GOAL
Exclude the pictures and reproduce the remaining data exactly as written.

TASK MATERIAL
## START
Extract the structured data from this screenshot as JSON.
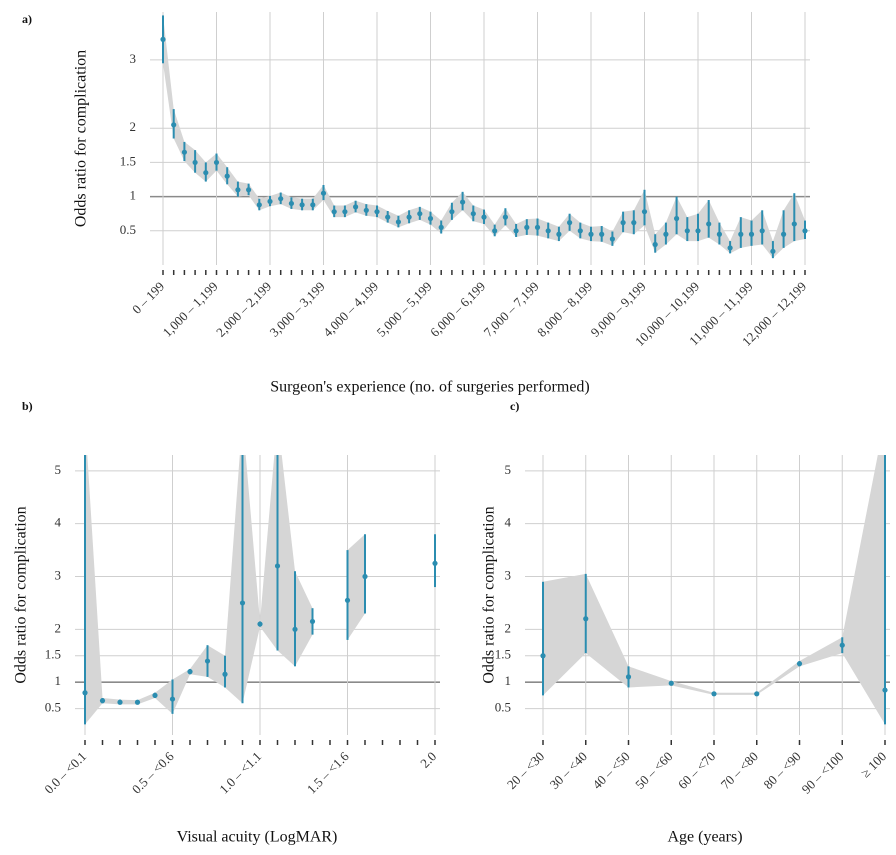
{
  "chart_data": [
    {
      "panel_label": "a)",
      "type": "errorbar",
      "ylabel": "Odds ratio for complication",
      "xlabel": "Surgeon's experience (no. of surgeries performed)",
      "categories": [
        "0 – 199",
        null,
        null,
        null,
        null,
        "1,000 – 1,199",
        null,
        null,
        null,
        null,
        "2,000 – 2,199",
        null,
        null,
        null,
        null,
        "3,000 – 3,199",
        null,
        null,
        null,
        null,
        "4,000 – 4,199",
        null,
        null,
        null,
        null,
        "5,000 – 5,199",
        null,
        null,
        null,
        null,
        "6,000 – 6,199",
        null,
        null,
        null,
        null,
        "7,000 – 7,199",
        null,
        null,
        null,
        null,
        "8,000 – 8,199",
        null,
        null,
        null,
        null,
        "9,000 – 9,199",
        null,
        null,
        null,
        null,
        "10,000 – 10,199",
        null,
        null,
        null,
        null,
        "11,000 – 11,199",
        null,
        null,
        null,
        null,
        "12,000 – 12,199"
      ],
      "values": [
        3.3,
        2.05,
        1.65,
        1.5,
        1.35,
        1.5,
        1.3,
        1.1,
        1.1,
        0.88,
        0.93,
        0.97,
        0.9,
        0.88,
        0.88,
        1.05,
        0.78,
        0.78,
        0.85,
        0.8,
        0.78,
        0.7,
        0.63,
        0.7,
        0.75,
        0.68,
        0.55,
        0.78,
        0.92,
        0.75,
        0.7,
        0.5,
        0.7,
        0.5,
        0.55,
        0.55,
        0.5,
        0.45,
        0.62,
        0.5,
        0.45,
        0.45,
        0.38,
        0.62,
        0.62,
        0.78,
        0.3,
        0.45,
        0.68,
        0.5,
        0.5,
        0.6,
        0.45,
        0.25,
        0.45,
        0.45,
        0.5,
        0.2,
        0.45,
        0.6,
        0.5
      ],
      "lower": [
        2.95,
        1.85,
        1.52,
        1.35,
        1.22,
        1.38,
        1.18,
        1.0,
        1.02,
        0.8,
        0.86,
        0.89,
        0.82,
        0.8,
        0.8,
        0.95,
        0.7,
        0.7,
        0.77,
        0.72,
        0.7,
        0.62,
        0.55,
        0.61,
        0.66,
        0.59,
        0.46,
        0.66,
        0.8,
        0.64,
        0.6,
        0.42,
        0.58,
        0.41,
        0.44,
        0.43,
        0.39,
        0.35,
        0.5,
        0.39,
        0.35,
        0.34,
        0.28,
        0.48,
        0.45,
        0.58,
        0.18,
        0.3,
        0.45,
        0.35,
        0.35,
        0.4,
        0.3,
        0.17,
        0.25,
        0.28,
        0.3,
        0.1,
        0.25,
        0.35,
        0.38
      ],
      "upper": [
        3.65,
        2.28,
        1.8,
        1.68,
        1.5,
        1.63,
        1.43,
        1.22,
        1.19,
        0.97,
        1.01,
        1.06,
        0.99,
        0.97,
        0.97,
        1.17,
        0.87,
        0.87,
        0.94,
        0.89,
        0.87,
        0.79,
        0.72,
        0.8,
        0.85,
        0.78,
        0.65,
        0.91,
        1.07,
        0.87,
        0.81,
        0.59,
        0.83,
        0.6,
        0.67,
        0.68,
        0.62,
        0.56,
        0.75,
        0.62,
        0.56,
        0.57,
        0.49,
        0.78,
        0.8,
        1.1,
        0.45,
        0.62,
        1.0,
        0.7,
        0.75,
        0.95,
        0.62,
        0.35,
        0.7,
        0.65,
        0.8,
        0.35,
        0.8,
        1.05,
        0.65
      ],
      "color": "#2b8db0",
      "band_color": "#d6d6d6",
      "reference_line": 1,
      "ylim": [
        0,
        3.7
      ],
      "yticks": [
        0.5,
        1,
        1.5,
        2,
        3
      ],
      "grid": true
    },
    {
      "panel_label": "b)",
      "type": "errorbar",
      "ylabel": "Odds ratio for complication",
      "xlabel": "Visual acuity (LogMAR)",
      "categories": [
        "0.0 – <0.1",
        null,
        null,
        null,
        null,
        "0.5 – <0.6",
        null,
        null,
        null,
        null,
        "1.0 – <1.1",
        null,
        null,
        null,
        null,
        "1.5 – <1.6",
        null,
        null,
        null,
        null,
        "2.0"
      ],
      "values": [
        0.8,
        0.65,
        0.62,
        0.62,
        0.75,
        0.68,
        1.2,
        1.4,
        1.15,
        2.5,
        2.1,
        3.2,
        2.0,
        2.15,
        null,
        2.55,
        3.0,
        null,
        null,
        null,
        3.25
      ],
      "lower": [
        0.2,
        0.6,
        0.58,
        0.58,
        0.7,
        0.4,
        1.15,
        1.1,
        0.9,
        0.6,
        2.05,
        1.6,
        1.3,
        1.9,
        null,
        1.8,
        2.3,
        null,
        null,
        null,
        2.8
      ],
      "upper": [
        6,
        0.7,
        0.67,
        0.66,
        0.8,
        1.05,
        1.25,
        1.7,
        1.5,
        6,
        2.15,
        6,
        3.1,
        2.4,
        null,
        3.5,
        3.8,
        null,
        null,
        null,
        3.8
      ],
      "color": "#2b8db0",
      "band_color": "#d6d6d6",
      "reference_line": 1,
      "ylim": [
        0,
        5.3
      ],
      "yticks": [
        0.5,
        1,
        1.5,
        2,
        3,
        4,
        5
      ],
      "grid": true
    },
    {
      "panel_label": "c)",
      "type": "errorbar",
      "ylabel": "Odds ratio for complication",
      "xlabel": "Age (years)",
      "categories": [
        "20 – <30",
        "30 – <40",
        "40 – <50",
        "50 – <60",
        "60 – <70",
        "70 – <80",
        "80 – <90",
        "90 – <100",
        "≥ 100"
      ],
      "values": [
        1.5,
        2.2,
        1.1,
        0.98,
        0.78,
        0.78,
        1.35,
        1.7,
        0.85
      ],
      "lower": [
        0.75,
        1.55,
        0.9,
        0.94,
        0.76,
        0.76,
        1.3,
        1.55,
        0.2
      ],
      "upper": [
        2.9,
        3.05,
        1.3,
        1.02,
        0.8,
        0.8,
        1.4,
        1.85,
        6
      ],
      "color": "#2b8db0",
      "band_color": "#d6d6d6",
      "reference_line": 1,
      "ylim": [
        0,
        5.3
      ],
      "yticks": [
        0.5,
        1,
        1.5,
        2,
        3,
        4,
        5
      ],
      "grid": true
    }
  ]
}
## END
COMPLETED EXERCISE
Extract the structured data from this screenshot as JSON.
{
  "chart_data": [
    {
      "panel_label": "a)",
      "type": "errorbar",
      "ylabel": "Odds ratio for complication",
      "xlabel": "Surgeon's experience (no. of surgeries performed)",
      "categories": [
        "0 – 199",
        null,
        null,
        null,
        null,
        "1,000 – 1,199",
        null,
        null,
        null,
        null,
        "2,000 – 2,199",
        null,
        null,
        null,
        null,
        "3,000 – 3,199",
        null,
        null,
        null,
        null,
        "4,000 – 4,199",
        null,
        null,
        null,
        null,
        "5,000 – 5,199",
        null,
        null,
        null,
        null,
        "6,000 – 6,199",
        null,
        null,
        null,
        null,
        "7,000 – 7,199",
        null,
        null,
        null,
        null,
        "8,000 – 8,199",
        null,
        null,
        null,
        null,
        "9,000 – 9,199",
        null,
        null,
        null,
        null,
        "10,000 – 10,199",
        null,
        null,
        null,
        null,
        "11,000 – 11,199",
        null,
        null,
        null,
        null,
        "12,000 – 12,199"
      ],
      "values": [
        3.3,
        2.05,
        1.65,
        1.5,
        1.35,
        1.5,
        1.3,
        1.1,
        1.1,
        0.88,
        0.93,
        0.97,
        0.9,
        0.88,
        0.88,
        1.05,
        0.78,
        0.78,
        0.85,
        0.8,
        0.78,
        0.7,
        0.63,
        0.7,
        0.75,
        0.68,
        0.55,
        0.78,
        0.92,
        0.75,
        0.7,
        0.5,
        0.7,
        0.5,
        0.55,
        0.55,
        0.5,
        0.45,
        0.62,
        0.5,
        0.45,
        0.45,
        0.38,
        0.62,
        0.62,
        0.78,
        0.3,
        0.45,
        0.68,
        0.5,
        0.5,
        0.6,
        0.45,
        0.25,
        0.45,
        0.45,
        0.5,
        0.2,
        0.45,
        0.6,
        0.5
      ],
      "lower": [
        2.95,
        1.85,
        1.52,
        1.35,
        1.22,
        1.38,
        1.18,
        1.0,
        1.02,
        0.8,
        0.86,
        0.89,
        0.82,
        0.8,
        0.8,
        0.95,
        0.7,
        0.7,
        0.77,
        0.72,
        0.7,
        0.62,
        0.55,
        0.61,
        0.66,
        0.59,
        0.46,
        0.66,
        0.8,
        0.64,
        0.6,
        0.42,
        0.58,
        0.41,
        0.44,
        0.43,
        0.39,
        0.35,
        0.5,
        0.39,
        0.35,
        0.34,
        0.28,
        0.48,
        0.45,
        0.58,
        0.18,
        0.3,
        0.45,
        0.35,
        0.35,
        0.4,
        0.3,
        0.17,
        0.25,
        0.28,
        0.3,
        0.1,
        0.25,
        0.35,
        0.38
      ],
      "upper": [
        3.65,
        2.28,
        1.8,
        1.68,
        1.5,
        1.63,
        1.43,
        1.22,
        1.19,
        0.97,
        1.01,
        1.06,
        0.99,
        0.97,
        0.97,
        1.17,
        0.87,
        0.87,
        0.94,
        0.89,
        0.87,
        0.79,
        0.72,
        0.8,
        0.85,
        0.78,
        0.65,
        0.91,
        1.07,
        0.87,
        0.81,
        0.59,
        0.83,
        0.6,
        0.67,
        0.68,
        0.62,
        0.56,
        0.75,
        0.62,
        0.56,
        0.57,
        0.49,
        0.78,
        0.8,
        1.1,
        0.45,
        0.62,
        1.0,
        0.7,
        0.75,
        0.95,
        0.62,
        0.35,
        0.7,
        0.65,
        0.8,
        0.35,
        0.8,
        1.05,
        0.65
      ],
      "color": "#2b8db0",
      "band_color": "#d6d6d6",
      "reference_line": 1,
      "ylim": [
        0,
        3.7
      ],
      "yticks": [
        0.5,
        1,
        1.5,
        2,
        3
      ],
      "grid": true
    },
    {
      "panel_label": "b)",
      "type": "errorbar",
      "ylabel": "Odds ratio for complication",
      "xlabel": "Visual acuity (LogMAR)",
      "categories": [
        "0.0 – <0.1",
        null,
        null,
        null,
        null,
        "0.5 – <0.6",
        null,
        null,
        null,
        null,
        "1.0 – <1.1",
        null,
        null,
        null,
        null,
        "1.5 – <1.6",
        null,
        null,
        null,
        null,
        "2.0"
      ],
      "values": [
        0.8,
        0.65,
        0.62,
        0.62,
        0.75,
        0.68,
        1.2,
        1.4,
        1.15,
        2.5,
        2.1,
        3.2,
        2.0,
        2.15,
        null,
        2.55,
        3.0,
        null,
        null,
        null,
        3.25
      ],
      "lower": [
        0.2,
        0.6,
        0.58,
        0.58,
        0.7,
        0.4,
        1.15,
        1.1,
        0.9,
        0.6,
        2.05,
        1.6,
        1.3,
        1.9,
        null,
        1.8,
        2.3,
        null,
        null,
        null,
        2.8
      ],
      "upper": [
        6,
        0.7,
        0.67,
        0.66,
        0.8,
        1.05,
        1.25,
        1.7,
        1.5,
        6,
        2.15,
        6,
        3.1,
        2.4,
        null,
        3.5,
        3.8,
        null,
        null,
        null,
        3.8
      ],
      "color": "#2b8db0",
      "band_color": "#d6d6d6",
      "reference_line": 1,
      "ylim": [
        0,
        5.3
      ],
      "yticks": [
        0.5,
        1,
        1.5,
        2,
        3,
        4,
        5
      ],
      "grid": true
    },
    {
      "panel_label": "c)",
      "type": "errorbar",
      "ylabel": "Odds ratio for complication",
      "xlabel": "Age (years)",
      "categories": [
        "20 – <30",
        "30 – <40",
        "40 – <50",
        "50 – <60",
        "60 – <70",
        "70 – <80",
        "80 – <90",
        "90 – <100",
        "≥ 100"
      ],
      "values": [
        1.5,
        2.2,
        1.1,
        0.98,
        0.78,
        0.78,
        1.35,
        1.7,
        0.85
      ],
      "lower": [
        0.75,
        1.55,
        0.9,
        0.94,
        0.76,
        0.76,
        1.3,
        1.55,
        0.2
      ],
      "upper": [
        2.9,
        3.05,
        1.3,
        1.02,
        0.8,
        0.8,
        1.4,
        1.85,
        6
      ],
      "color": "#2b8db0",
      "band_color": "#d6d6d6",
      "reference_line": 1,
      "ylim": [
        0,
        5.3
      ],
      "yticks": [
        0.5,
        1,
        1.5,
        2,
        3,
        4,
        5
      ],
      "grid": true
    }
  ]
}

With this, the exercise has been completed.